[Stored data]
--- begin ---

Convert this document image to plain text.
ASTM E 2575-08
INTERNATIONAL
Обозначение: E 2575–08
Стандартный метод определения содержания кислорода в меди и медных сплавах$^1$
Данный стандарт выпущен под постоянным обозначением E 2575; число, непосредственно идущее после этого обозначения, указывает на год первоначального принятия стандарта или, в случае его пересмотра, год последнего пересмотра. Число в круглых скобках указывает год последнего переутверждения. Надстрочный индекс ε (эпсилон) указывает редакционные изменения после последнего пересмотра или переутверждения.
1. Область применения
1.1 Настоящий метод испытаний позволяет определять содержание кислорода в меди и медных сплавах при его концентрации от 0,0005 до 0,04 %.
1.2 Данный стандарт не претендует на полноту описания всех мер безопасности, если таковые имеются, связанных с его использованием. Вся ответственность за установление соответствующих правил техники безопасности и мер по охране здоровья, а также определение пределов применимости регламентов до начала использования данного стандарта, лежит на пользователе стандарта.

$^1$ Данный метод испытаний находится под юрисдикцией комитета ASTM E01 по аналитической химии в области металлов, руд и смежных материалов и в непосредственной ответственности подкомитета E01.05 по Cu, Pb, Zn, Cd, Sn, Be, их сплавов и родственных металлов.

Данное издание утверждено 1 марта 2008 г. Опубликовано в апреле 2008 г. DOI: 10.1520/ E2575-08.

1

--- end ---

→ **Problem statement**
Gather all lines where the word "кислорода" appears.

→ **The completed task**
Стандартный метод определения содержания кислорода в меди и медных сплавах$^1$
1.1 Настоящий метод испытаний позволяет определять содержание кислорода в меди и медных сплавах при его концентрации от 0,0005 до 0,04 %.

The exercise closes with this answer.